◆ Data supplied
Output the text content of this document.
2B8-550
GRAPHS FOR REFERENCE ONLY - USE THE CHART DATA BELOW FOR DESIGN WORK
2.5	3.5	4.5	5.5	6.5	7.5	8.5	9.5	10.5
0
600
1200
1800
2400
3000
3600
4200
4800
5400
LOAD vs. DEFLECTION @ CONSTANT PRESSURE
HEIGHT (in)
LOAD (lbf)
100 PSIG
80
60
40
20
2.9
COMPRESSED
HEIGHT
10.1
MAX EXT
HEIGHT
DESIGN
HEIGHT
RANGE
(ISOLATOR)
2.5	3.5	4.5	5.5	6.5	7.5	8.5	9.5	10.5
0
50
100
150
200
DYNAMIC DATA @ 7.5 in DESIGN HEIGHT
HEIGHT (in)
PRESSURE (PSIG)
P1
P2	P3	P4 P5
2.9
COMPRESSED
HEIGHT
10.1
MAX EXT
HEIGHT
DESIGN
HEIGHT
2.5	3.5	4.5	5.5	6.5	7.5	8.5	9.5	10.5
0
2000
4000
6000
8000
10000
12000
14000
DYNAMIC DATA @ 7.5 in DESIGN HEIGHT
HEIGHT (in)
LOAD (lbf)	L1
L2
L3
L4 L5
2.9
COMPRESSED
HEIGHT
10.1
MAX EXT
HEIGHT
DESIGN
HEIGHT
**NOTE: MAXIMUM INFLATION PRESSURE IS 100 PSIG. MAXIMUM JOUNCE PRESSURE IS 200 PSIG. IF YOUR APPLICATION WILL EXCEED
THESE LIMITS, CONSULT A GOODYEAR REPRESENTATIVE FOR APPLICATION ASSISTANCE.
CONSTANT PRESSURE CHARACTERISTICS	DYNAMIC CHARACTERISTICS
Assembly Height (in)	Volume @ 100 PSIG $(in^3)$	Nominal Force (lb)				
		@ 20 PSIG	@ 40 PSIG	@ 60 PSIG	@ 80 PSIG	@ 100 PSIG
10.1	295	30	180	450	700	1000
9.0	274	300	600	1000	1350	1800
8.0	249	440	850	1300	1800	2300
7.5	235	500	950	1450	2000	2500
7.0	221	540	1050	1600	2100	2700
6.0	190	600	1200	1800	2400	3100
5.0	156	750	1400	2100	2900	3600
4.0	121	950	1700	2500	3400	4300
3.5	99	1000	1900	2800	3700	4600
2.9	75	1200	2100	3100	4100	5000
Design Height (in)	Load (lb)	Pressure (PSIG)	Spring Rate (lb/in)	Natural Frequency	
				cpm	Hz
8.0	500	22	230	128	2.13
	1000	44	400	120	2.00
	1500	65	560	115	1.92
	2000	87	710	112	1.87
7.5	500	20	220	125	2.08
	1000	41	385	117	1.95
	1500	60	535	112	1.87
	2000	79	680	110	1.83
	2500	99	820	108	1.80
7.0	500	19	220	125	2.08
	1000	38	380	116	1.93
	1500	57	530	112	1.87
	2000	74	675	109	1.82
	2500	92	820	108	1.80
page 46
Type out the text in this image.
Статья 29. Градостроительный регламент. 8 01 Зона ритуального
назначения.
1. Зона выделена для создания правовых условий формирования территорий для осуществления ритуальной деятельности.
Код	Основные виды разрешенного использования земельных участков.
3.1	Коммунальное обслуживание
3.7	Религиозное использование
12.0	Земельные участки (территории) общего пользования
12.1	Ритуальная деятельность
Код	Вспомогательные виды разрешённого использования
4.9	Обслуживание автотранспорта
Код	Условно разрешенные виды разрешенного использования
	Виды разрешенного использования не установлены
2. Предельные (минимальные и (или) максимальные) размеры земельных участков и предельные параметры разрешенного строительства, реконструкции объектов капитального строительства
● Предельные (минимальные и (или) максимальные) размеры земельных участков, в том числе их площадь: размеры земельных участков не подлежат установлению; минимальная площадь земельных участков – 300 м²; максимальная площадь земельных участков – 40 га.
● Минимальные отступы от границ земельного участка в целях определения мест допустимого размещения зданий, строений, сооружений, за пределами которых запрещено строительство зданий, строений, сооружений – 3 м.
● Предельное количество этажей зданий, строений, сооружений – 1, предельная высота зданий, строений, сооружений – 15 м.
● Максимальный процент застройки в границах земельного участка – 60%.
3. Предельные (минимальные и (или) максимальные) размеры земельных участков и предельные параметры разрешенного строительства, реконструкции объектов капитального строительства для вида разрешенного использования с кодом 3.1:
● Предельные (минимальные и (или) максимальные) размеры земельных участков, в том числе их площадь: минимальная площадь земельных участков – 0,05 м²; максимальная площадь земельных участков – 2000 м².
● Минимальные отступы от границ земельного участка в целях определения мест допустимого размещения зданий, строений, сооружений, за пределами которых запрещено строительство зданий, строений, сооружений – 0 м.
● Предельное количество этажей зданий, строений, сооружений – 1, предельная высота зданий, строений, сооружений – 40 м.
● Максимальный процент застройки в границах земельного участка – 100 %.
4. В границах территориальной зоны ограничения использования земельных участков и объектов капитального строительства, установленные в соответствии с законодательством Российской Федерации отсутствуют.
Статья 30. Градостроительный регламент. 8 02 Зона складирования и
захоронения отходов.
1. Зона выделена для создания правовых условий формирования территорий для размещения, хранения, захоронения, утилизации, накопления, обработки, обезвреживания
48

◆ What the exercise asks
Restate each record exactly as written.

◆ Exercise solution
Output the text content of this document.
2B8-550
GRAPHS FOR REFERENCE ONLY - USE THE CHART DATA BELOW FOR DESIGN WORK
2.5	3.5	4.5	5.5	6.5	7.5	8.5	9.5	10.5
0
600
1200
1800
2400
3000
3600
4200
4800
5400
LOAD vs. DEFLECTION @ CONSTANT PRESSURE
HEIGHT (in)
LOAD (lbf)
100 PSIG
80
60
40
20
2.9
COMPRESSED
HEIGHT
10.1
MAX EXT
HEIGHT
DESIGN
HEIGHT
RANGE
(ISOLATOR)
2.5	3.5	4.5	5.5	6.5	7.5	8.5	9.5	10.5
0
50
100
150
200
DYNAMIC DATA @ 7.5 in DESIGN HEIGHT
HEIGHT (in)
PRESSURE (PSIG)
P1
P2	P3	P4 P5
2.9
COMPRESSED
HEIGHT
10.1
MAX EXT
HEIGHT
DESIGN
HEIGHT
2.5	3.5	4.5	5.5	6.5	7.5	8.5	9.5	10.5
0
2000
4000
6000
8000
10000
12000
14000
DYNAMIC DATA @ 7.5 in DESIGN HEIGHT
HEIGHT (in)
LOAD (lbf)	L1
L2
L3
L4 L5
2.9
COMPRESSED
HEIGHT
10.1
MAX EXT
HEIGHT
DESIGN
HEIGHT
**NOTE: MAXIMUM INFLATION PRESSURE IS 100 PSIG. MAXIMUM JOUNCE PRESSURE IS 200 PSIG. IF YOUR APPLICATION WILL EXCEED
THESE LIMITS, CONSULT A GOODYEAR REPRESENTATIVE FOR APPLICATION ASSISTANCE.
CONSTANT PRESSURE CHARACTERISTICS	DYNAMIC CHARACTERISTICS
Assembly Height (in)	Volume @ 100 PSIG $(in^3)$	Nominal Force (lb)				
		@ 20 PSIG	@ 40 PSIG	@ 60 PSIG	@ 80 PSIG	@ 100 PSIG
10.1	295	30	180	450	700	1000
9.0	274	300	600	1000	1350	1800
8.0	249	440	850	1300	1800	2300
7.5	235	500	950	1450	2000	2500
7.0	221	540	1050	1600	2100	2700
6.0	190	600	1200	1800	2400	3100
5.0	156	750	1400	2100	2900	3600
4.0	121	950	1700	2500	3400	4300
3.5	99	1000	1900	2800	3700	4600
2.9	75	1200	2100	3100	4100	5000
Design Height (in)	Load (lb)	Pressure (PSIG)	Spring Rate (lb/in)	Natural Frequency	
				cpm	Hz
8.0	500	22	230	128	2.13
	1000	44	400	120	2.00
	1500	65	560	115	1.92
	2000	87	710	112	1.87
7.5	500	20	220	125	2.08
	1000	41	385	117	1.95
	1500	60	535	112	1.87
	2000	79	680	110	1.83
	2500	99	820	108	1.80
7.0	500	19	220	125	2.08
	1000	38	380	116	1.93
	1500	57	530	112	1.87
	2000	74	675	109	1.82
	2500	92	820	108	1.80
page 46
Type out the text in this image.
Статья 29. Градостроительный регламент. 8 01 Зона ритуального
назначения.
1. Зона выделена для создания правовых условий формирования территорий для осуществления ритуальной деятельности.
Код	Основные виды разрешенного использования земельных участков.
3.1	Коммунальное обслуживание
3.7	Религиозное использование
12.0	Земельные участки (территории) общего пользования
12.1	Ритуальная деятельность
Код	Вспомогательные виды разрешённого использования
4.9	Обслуживание автотранспорта
Код	Условно разрешенные виды разрешенного использования
	Виды разрешенного использования не установлены
2. Предельные (минимальные и (или) максимальные) размеры земельных участков и предельные параметры разрешенного строительства, реконструкции объектов капитального строительства
● Предельные (минимальные и (или) максимальные) размеры земельных участков, в том числе их площадь: размеры земельных участков не подлежат установлению; минимальная площадь земельных участков – 300 м²; максимальная площадь земельных участков – 40 га.
● Минимальные отступы от границ земельного участка в целях определения мест допустимого размещения зданий, строений, сооружений, за пределами которых запрещено строительство зданий, строений, сооружений – 3 м.
● Предельное количество этажей зданий, строений, сооружений – 1, предельная высота зданий, строений, сооружений – 15 м.
● Максимальный процент застройки в границах земельного участка – 60%.
3. Предельные (минимальные и (или) максимальные) размеры земельных участков и предельные параметры разрешенного строительства, реконструкции объектов капитального строительства для вида разрешенного использования с кодом 3.1:
● Предельные (минимальные и (или) максимальные) размеры земельных участков, в том числе их площадь: минимальная площадь земельных участков – 0,05 м²; максимальная площадь земельных участков – 2000 м².
● Минимальные отступы от границ земельного участка в целях определения мест допустимого размещения зданий, строений, сооружений, за пределами которых запрещено строительство зданий, строений, сооружений – 0 м.
● Предельное количество этажей зданий, строений, сооружений – 1, предельная высота зданий, строений, сооружений – 40 м.
● Максимальный процент застройки в границах земельного участка – 100 %.
4. В границах территориальной зоны ограничения использования земельных участков и объектов капитального строительства, установленные в соответствии с законодательством Российской Федерации отсутствуют.
Статья 30. Градостроительный регламент. 8 02 Зона складирования и
захоронения отходов.
1. Зона выделена для создания правовых условий формирования территорий для размещения, хранения, захоронения, утилизации, накопления, обработки, обезвреживания
48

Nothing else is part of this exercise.